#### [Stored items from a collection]

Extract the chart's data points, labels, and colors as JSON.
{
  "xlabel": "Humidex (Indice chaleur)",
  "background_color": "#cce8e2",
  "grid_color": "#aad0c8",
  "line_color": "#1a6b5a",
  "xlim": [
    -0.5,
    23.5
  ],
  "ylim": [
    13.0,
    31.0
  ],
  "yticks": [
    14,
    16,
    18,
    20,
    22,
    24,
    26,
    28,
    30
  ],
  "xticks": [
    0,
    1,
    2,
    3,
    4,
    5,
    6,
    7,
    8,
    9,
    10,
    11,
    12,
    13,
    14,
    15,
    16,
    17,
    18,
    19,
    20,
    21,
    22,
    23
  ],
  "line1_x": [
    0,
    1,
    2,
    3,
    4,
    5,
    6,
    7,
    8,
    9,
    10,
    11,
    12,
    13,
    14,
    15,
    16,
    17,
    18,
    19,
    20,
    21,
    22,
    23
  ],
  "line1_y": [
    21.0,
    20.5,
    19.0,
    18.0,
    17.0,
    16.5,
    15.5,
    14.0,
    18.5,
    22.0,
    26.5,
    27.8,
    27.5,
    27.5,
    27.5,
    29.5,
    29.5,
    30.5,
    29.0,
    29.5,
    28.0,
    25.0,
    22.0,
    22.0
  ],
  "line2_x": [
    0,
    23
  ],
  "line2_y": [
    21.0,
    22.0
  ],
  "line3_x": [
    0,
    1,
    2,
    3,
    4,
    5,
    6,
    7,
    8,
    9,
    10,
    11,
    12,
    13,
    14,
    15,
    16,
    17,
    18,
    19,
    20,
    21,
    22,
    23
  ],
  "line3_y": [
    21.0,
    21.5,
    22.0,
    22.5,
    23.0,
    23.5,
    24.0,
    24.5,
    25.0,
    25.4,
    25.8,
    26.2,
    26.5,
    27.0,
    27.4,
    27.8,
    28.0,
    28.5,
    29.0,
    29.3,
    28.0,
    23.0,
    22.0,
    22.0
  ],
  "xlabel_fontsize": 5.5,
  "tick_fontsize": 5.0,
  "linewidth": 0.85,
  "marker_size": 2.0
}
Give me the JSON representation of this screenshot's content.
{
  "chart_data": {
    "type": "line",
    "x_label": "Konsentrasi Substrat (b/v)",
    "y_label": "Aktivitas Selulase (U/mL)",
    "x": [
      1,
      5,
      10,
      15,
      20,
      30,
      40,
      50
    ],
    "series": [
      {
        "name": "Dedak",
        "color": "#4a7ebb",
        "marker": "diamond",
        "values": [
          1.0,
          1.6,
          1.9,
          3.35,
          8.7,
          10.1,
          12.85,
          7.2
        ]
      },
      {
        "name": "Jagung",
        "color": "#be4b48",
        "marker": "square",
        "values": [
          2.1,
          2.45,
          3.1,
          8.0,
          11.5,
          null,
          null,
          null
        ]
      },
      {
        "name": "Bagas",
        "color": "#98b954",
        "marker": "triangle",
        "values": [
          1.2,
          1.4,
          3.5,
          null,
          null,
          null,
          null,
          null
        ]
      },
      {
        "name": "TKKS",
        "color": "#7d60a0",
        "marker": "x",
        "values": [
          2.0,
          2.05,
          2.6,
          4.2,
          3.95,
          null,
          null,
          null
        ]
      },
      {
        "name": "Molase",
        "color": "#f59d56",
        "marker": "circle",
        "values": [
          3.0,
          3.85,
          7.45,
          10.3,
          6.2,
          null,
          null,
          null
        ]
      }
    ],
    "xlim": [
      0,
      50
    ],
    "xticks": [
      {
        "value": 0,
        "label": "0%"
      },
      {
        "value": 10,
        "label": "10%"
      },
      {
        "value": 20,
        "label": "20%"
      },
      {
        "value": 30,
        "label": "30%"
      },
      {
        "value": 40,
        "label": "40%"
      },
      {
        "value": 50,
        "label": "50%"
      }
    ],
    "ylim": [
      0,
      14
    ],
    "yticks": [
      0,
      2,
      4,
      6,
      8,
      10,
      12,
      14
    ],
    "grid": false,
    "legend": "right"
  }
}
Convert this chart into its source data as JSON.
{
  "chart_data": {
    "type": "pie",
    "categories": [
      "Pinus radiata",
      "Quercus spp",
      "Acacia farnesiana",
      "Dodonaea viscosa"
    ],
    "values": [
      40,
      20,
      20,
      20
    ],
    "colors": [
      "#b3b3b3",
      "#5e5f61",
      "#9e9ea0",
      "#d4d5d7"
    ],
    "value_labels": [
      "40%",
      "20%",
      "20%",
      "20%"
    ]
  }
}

#### [Given problem]
Starting at the line that contains "Convert this chart", retype each line through the end of the listing above and nothing else.

#### [Correct output]
Convert this chart into its source data as JSON.
{
  "chart_data": {
    "type": "pie",
    "categories": [
      "Pinus radiata",
      "Quercus spp",
      "Acacia farnesiana",
      "Dodonaea viscosa"
    ],
    "values": [
      40,
      20,
      20,
      20
    ],
    "colors": [
      "#b3b3b3",
      "#5e5f61",
      "#9e9ea0",
      "#d4d5d7"
    ],
    "value_labels": [
      "40%",
      "20%",
      "20%",
      "20%"
    ]
  }
}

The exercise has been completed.